What you are asked to do: Only a number is expected: how many lines in the data below contain the word "INDEPENDIENTES".
%%
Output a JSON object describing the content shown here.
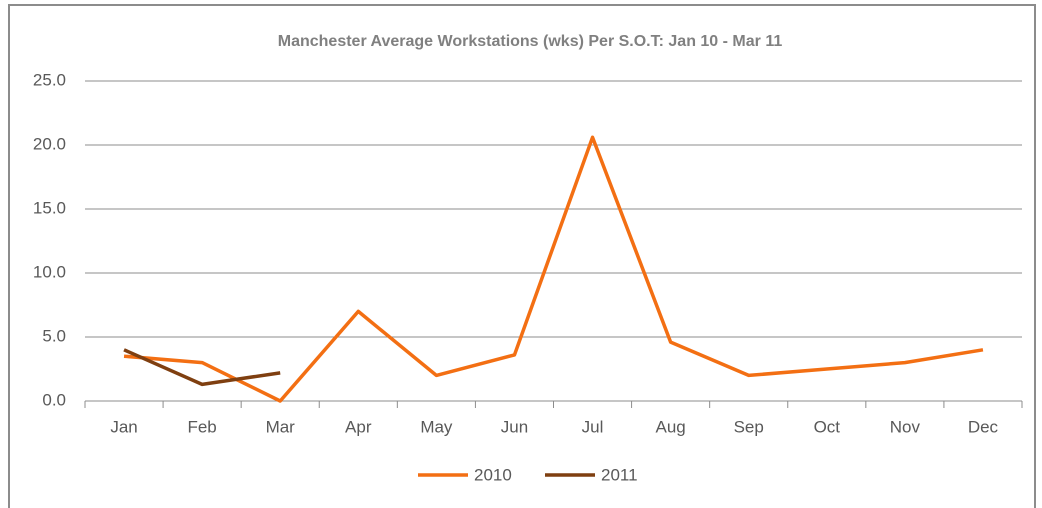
{
  "chart_data": {
    "type": "line",
    "title": "Manchester Average Workstations (wks) Per S.O.T: Jan 10 - Mar 11",
    "categories": [
      "Jan",
      "Feb",
      "Mar",
      "Apr",
      "May",
      "Jun",
      "Jul",
      "Aug",
      "Sep",
      "Oct",
      "Nov",
      "Dec"
    ],
    "series": [
      {
        "name": "2010",
        "color": "#f36f13",
        "values": [
          3.5,
          3.0,
          0,
          7.0,
          2.0,
          3.6,
          20.6,
          4.6,
          2.0,
          2.5,
          3.0,
          4.0
        ]
      },
      {
        "name": "2011",
        "color": "#7f3f10",
        "values": [
          4.0,
          1.3,
          2.2,
          null,
          null,
          null,
          null,
          null,
          null,
          null,
          null,
          null
        ]
      }
    ],
    "ylim": [
      0,
      25
    ],
    "yticks": [
      {
        "value": 0,
        "label": "0.0"
      },
      {
        "value": 5,
        "label": "5.0"
      },
      {
        "value": 10,
        "label": "10.0"
      },
      {
        "value": 15,
        "label": "15.0"
      },
      {
        "value": 20,
        "label": "20.0"
      },
      {
        "value": 25,
        "label": "25.0"
      }
    ],
    "grid": true,
    "legend": "bottom"
  }
}
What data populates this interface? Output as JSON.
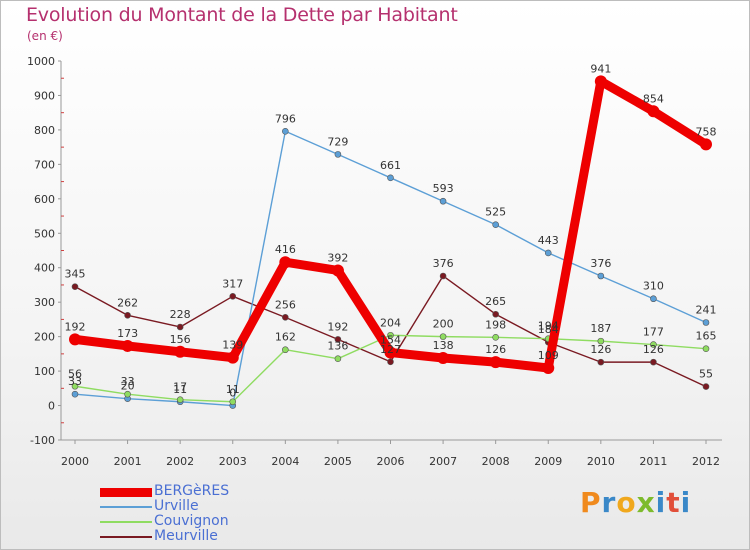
{
  "title": "Evolution du Montant de la Dette par Habitant",
  "subtitle": "(en €)",
  "logo": "Proxiti",
  "chart_data": {
    "type": "line",
    "title": "Evolution du Montant de la Dette par Habitant",
    "subtitle": "(en €)",
    "xlabel": "",
    "ylabel": "",
    "x": [
      "2000",
      "2001",
      "2002",
      "2003",
      "2004",
      "2005",
      "2006",
      "2007",
      "2008",
      "2009",
      "2010",
      "2011",
      "2012"
    ],
    "ylim": [
      -100,
      1000
    ],
    "yticks": [
      -100,
      0,
      100,
      200,
      300,
      400,
      500,
      600,
      700,
      800,
      900,
      1000
    ],
    "grid": false,
    "legend_position": "bottom-left",
    "series": [
      {
        "name": "BERGèRES",
        "color": "#ee0000",
        "values": [
          192,
          173,
          156,
          139,
          416,
          392,
          154,
          138,
          126,
          109,
          941,
          854,
          758
        ]
      },
      {
        "name": "Urville",
        "color": "#5c9fd6",
        "values": [
          33,
          20,
          11,
          0,
          796,
          729,
          661,
          593,
          525,
          443,
          376,
          310,
          241
        ]
      },
      {
        "name": "Couvignon",
        "color": "#8fdc61",
        "values": [
          56,
          33,
          17,
          11,
          162,
          136,
          204,
          200,
          198,
          194,
          187,
          177,
          165
        ]
      },
      {
        "name": "Meurville",
        "color": "#7a1a22",
        "values": [
          345,
          262,
          228,
          317,
          256,
          192,
          127,
          376,
          265,
          184,
          126,
          126,
          55
        ]
      }
    ]
  }
}
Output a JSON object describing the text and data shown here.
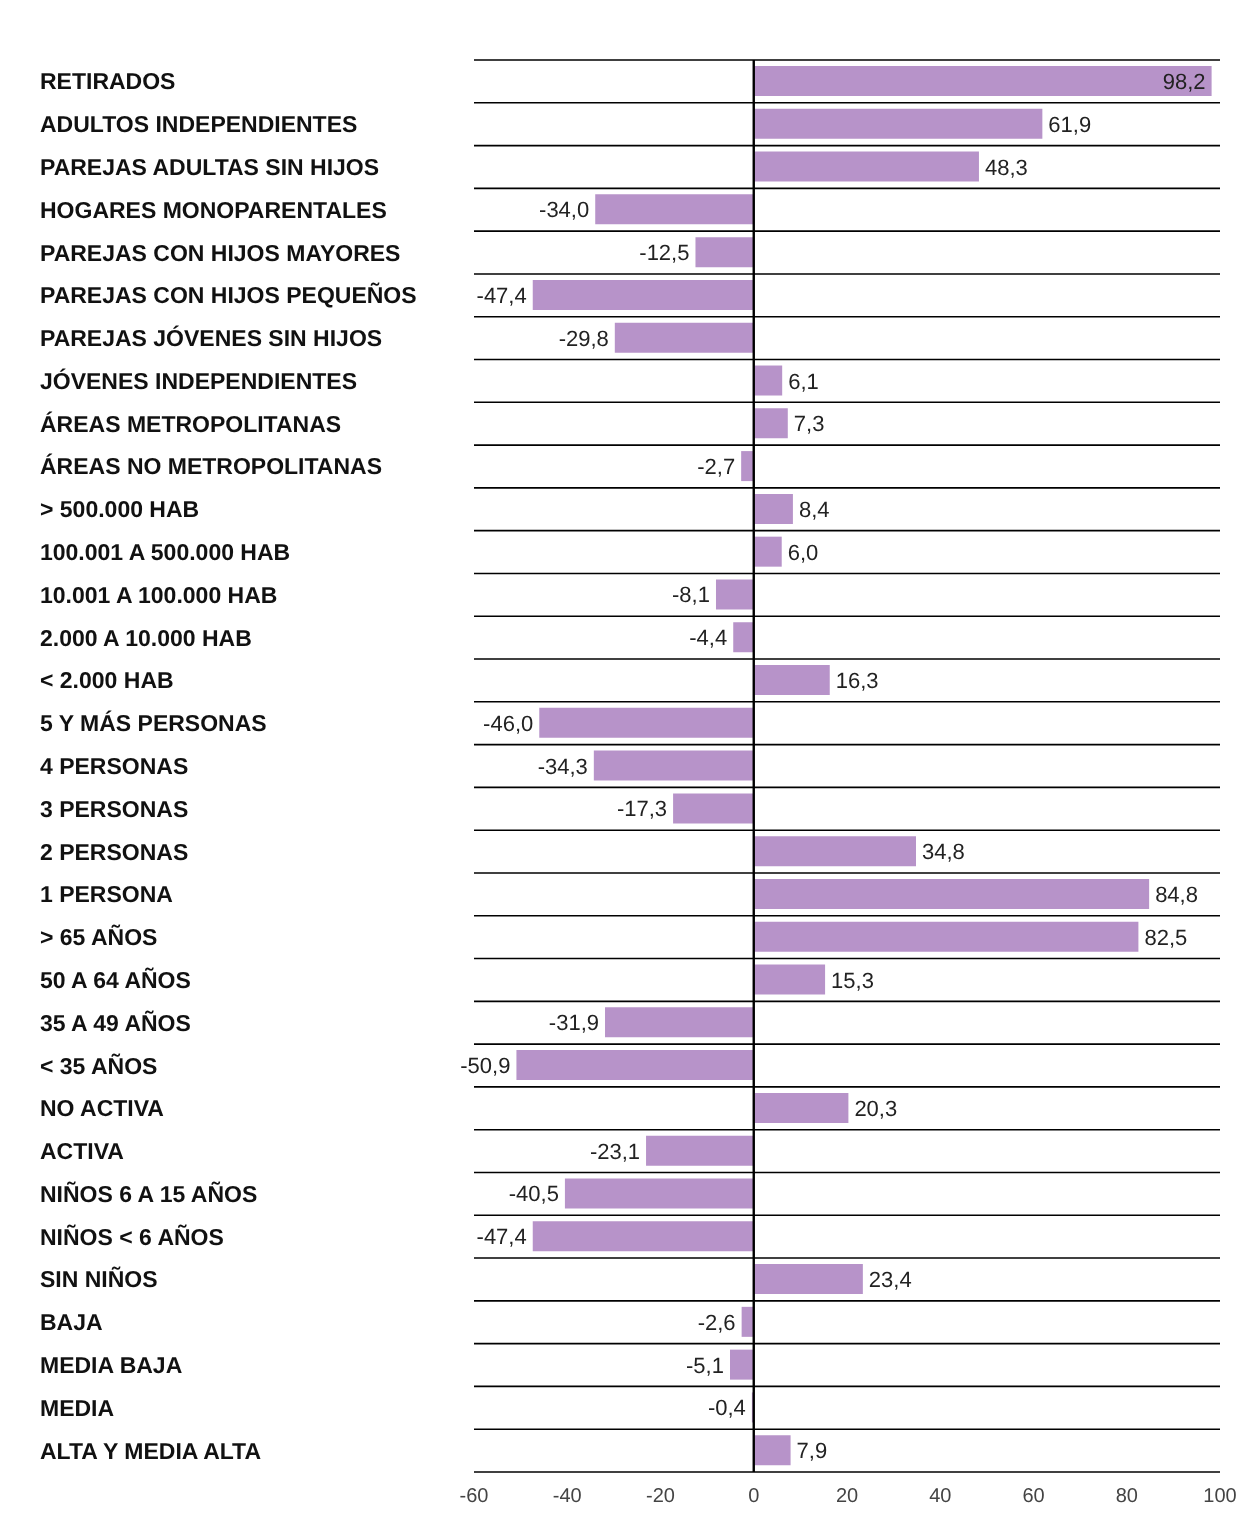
{
  "chart_data": {
    "type": "bar",
    "orientation": "horizontal",
    "categories": [
      "RETIRADOS",
      "ADULTOS INDEPENDIENTES",
      "PAREJAS ADULTAS SIN HIJOS",
      "HOGARES MONOPARENTALES",
      "PAREJAS CON HIJOS MAYORES",
      "PAREJAS CON HIJOS PEQUEÑOS",
      "PAREJAS JÓVENES SIN HIJOS",
      "JÓVENES INDEPENDIENTES",
      "ÁREAS METROPOLITANAS",
      "ÁREAS NO METROPOLITANAS",
      "> 500.000 HAB",
      "100.001 A 500.000 HAB",
      "10.001 A 100.000 HAB",
      "2.000 A 10.000 HAB",
      "< 2.000 HAB",
      "5 Y MÁS PERSONAS",
      "4 PERSONAS",
      "3 PERSONAS",
      "2 PERSONAS",
      "1 PERSONA",
      "> 65 AÑOS",
      "50 A 64 AÑOS",
      "35 A 49 AÑOS",
      "< 35 AÑOS",
      "NO ACTIVA",
      "ACTIVA",
      "NIÑOS 6 A 15 AÑOS",
      "NIÑOS < 6 AÑOS",
      "SIN NIÑOS",
      "BAJA",
      "MEDIA BAJA",
      "MEDIA",
      "ALTA Y MEDIA ALTA"
    ],
    "values": [
      98.2,
      61.9,
      48.3,
      -34.0,
      -12.5,
      -47.4,
      -29.8,
      6.1,
      7.3,
      -2.7,
      8.4,
      6.0,
      -8.1,
      -4.4,
      16.3,
      -46.0,
      -34.3,
      -17.3,
      34.8,
      84.8,
      82.5,
      15.3,
      -31.9,
      -50.9,
      20.3,
      -23.1,
      -40.5,
      -47.4,
      23.4,
      -2.6,
      -5.1,
      -0.4,
      7.9
    ],
    "value_labels": [
      "98,2",
      "61,9",
      "48,3",
      "-34,0",
      "-12,5",
      "-47,4",
      "-29,8",
      "6,1",
      "7,3",
      "-2,7",
      "8,4",
      "6,0",
      "-8,1",
      "-4,4",
      "16,3",
      "-46,0",
      "-34,3",
      "-17,3",
      "34,8",
      "84,8",
      "82,5",
      "15,3",
      "-31,9",
      "-50,9",
      "20,3",
      "-23,1",
      "-40,5",
      "-47,4",
      "23,4",
      "-2,6",
      "-5,1",
      "-0,4",
      "7,9"
    ],
    "color": "#b793c9",
    "xlim": [
      -60,
      100
    ],
    "xticks": [
      -60,
      -40,
      -20,
      0,
      20,
      40,
      60,
      80,
      100
    ],
    "grid": "y",
    "ref_lines": [
      {
        "axis": "x",
        "value": 0,
        "color": "#000000"
      }
    ]
  }
}
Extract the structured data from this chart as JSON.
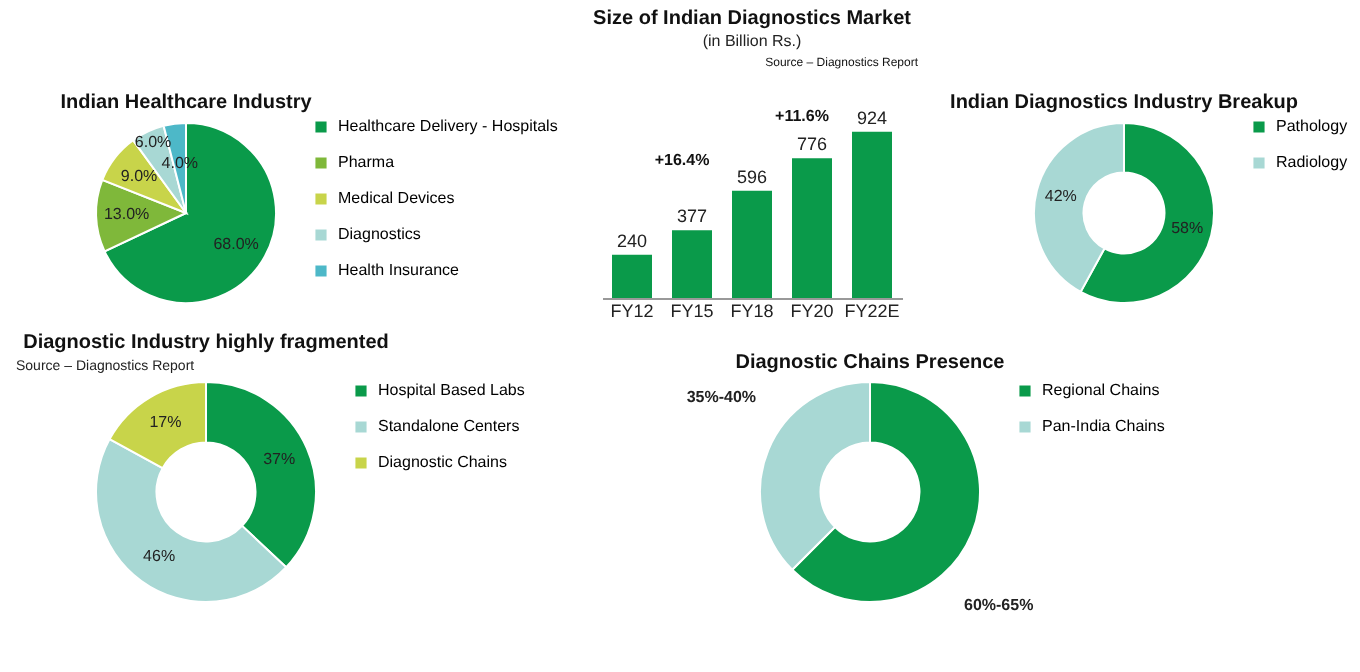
{
  "chart_data": [
    {
      "type": "pie",
      "title": "Indian Healthcare Industry",
      "categories": [
        "Healthcare Delivery - Hospitals",
        "Pharma",
        "Medical Devices",
        "Diagnostics",
        "Health Insurance"
      ],
      "values": [
        68.0,
        13.0,
        9.0,
        6.0,
        4.0
      ],
      "colors": [
        "#0a9a4a",
        "#7fb83a",
        "#c8d44a",
        "#a8d8d4",
        "#4db8c8"
      ],
      "value_labels": [
        "68.0%",
        "13.0%",
        "9.0%",
        "6.0%",
        "4.0%"
      ],
      "legend": "right"
    },
    {
      "type": "bar",
      "title": "Size of Indian Diagnostics  Market",
      "subtitle": "(in Billion Rs.)",
      "categories": [
        "FY12",
        "FY15",
        "FY18",
        "FY20",
        "FY22E"
      ],
      "values": [
        240,
        377,
        596,
        776,
        924
      ],
      "color": "#0a9a4a",
      "data_labels": true,
      "tick_labels": "x",
      "annotations": [
        "Source – Diagnostics Report",
        "+16.4%",
        "+11.6%"
      ]
    },
    {
      "type": "donut",
      "title": "Indian Diagnostics Industry Breakup",
      "categories": [
        "Pathology",
        "Radiology"
      ],
      "values": [
        58,
        42
      ],
      "colors": [
        "#0a9a4a",
        "#a8d8d4"
      ],
      "value_labels": [
        "58%",
        "42%"
      ],
      "legend": "right"
    },
    {
      "type": "donut",
      "title": "Diagnostic Industry highly fragmented",
      "categories": [
        "Hospital Based Labs",
        "Standalone Centers",
        "Diagnostic Chains"
      ],
      "values": [
        37,
        46,
        17
      ],
      "colors": [
        "#0a9a4a",
        "#a8d8d4",
        "#c8d44a"
      ],
      "value_labels": [
        "37%",
        "46%",
        "17%"
      ],
      "legend": "right",
      "annotations": [
        "Source – Diagnostics Report"
      ]
    },
    {
      "type": "donut",
      "title": "Diagnostic Chains Presence",
      "categories": [
        "Regional Chains",
        "Pan-India Chains"
      ],
      "values": [
        62.5,
        37.5
      ],
      "colors": [
        "#0a9a4a",
        "#a8d8d4"
      ],
      "legend": "right",
      "annotations": [
        "60%-65%",
        "35%-40%"
      ]
    }
  ]
}
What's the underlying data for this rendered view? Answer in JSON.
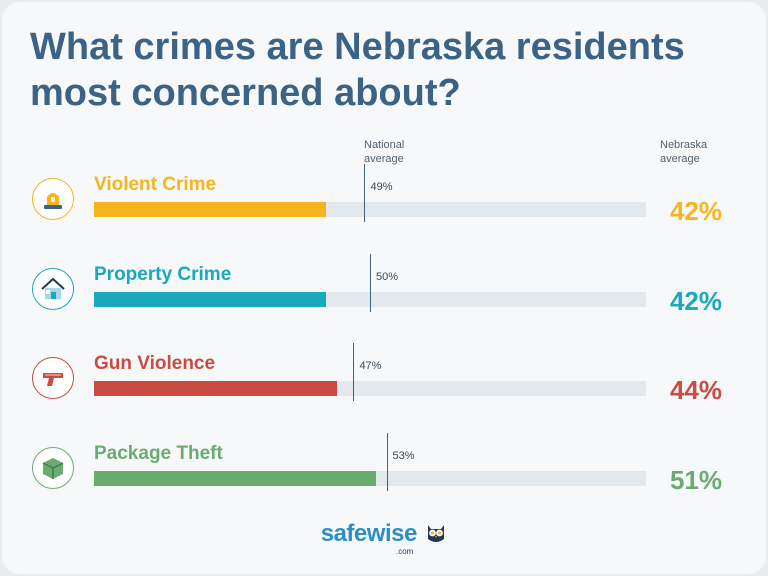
{
  "title": "What crimes are Nebraska residents most concerned about?",
  "columns": {
    "national": "National average",
    "nebraska": "Nebraska average"
  },
  "logo": {
    "main": "safewise",
    "sub": ".com"
  },
  "chart_data": {
    "type": "bar",
    "orientation": "horizontal",
    "title": "What crimes are Nebraska residents most concerned about?",
    "xlim": [
      0,
      100
    ],
    "categories": [
      "Violent Crime",
      "Property Crime",
      "Gun Violence",
      "Package Theft"
    ],
    "series": [
      {
        "name": "Nebraska average",
        "values": [
          42,
          42,
          44,
          51
        ]
      },
      {
        "name": "National average",
        "values": [
          49,
          50,
          47,
          53
        ]
      }
    ],
    "rows": [
      {
        "label": "Violent Crime",
        "value": 42,
        "value_label": "42%",
        "national": 49,
        "national_label": "49%",
        "color": "#f5b51e",
        "icon": "siren-icon"
      },
      {
        "label": "Property Crime",
        "value": 42,
        "value_label": "42%",
        "national": 50,
        "national_label": "50%",
        "color": "#1aa8bd",
        "icon": "house-icon"
      },
      {
        "label": "Gun Violence",
        "value": 44,
        "value_label": "44%",
        "national": 47,
        "national_label": "47%",
        "color": "#c94b41",
        "icon": "gun-icon"
      },
      {
        "label": "Package Theft",
        "value": 51,
        "value_label": "51%",
        "national": 53,
        "national_label": "53%",
        "color": "#6aac70",
        "icon": "package-icon"
      }
    ]
  }
}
%%
Correct answer: 2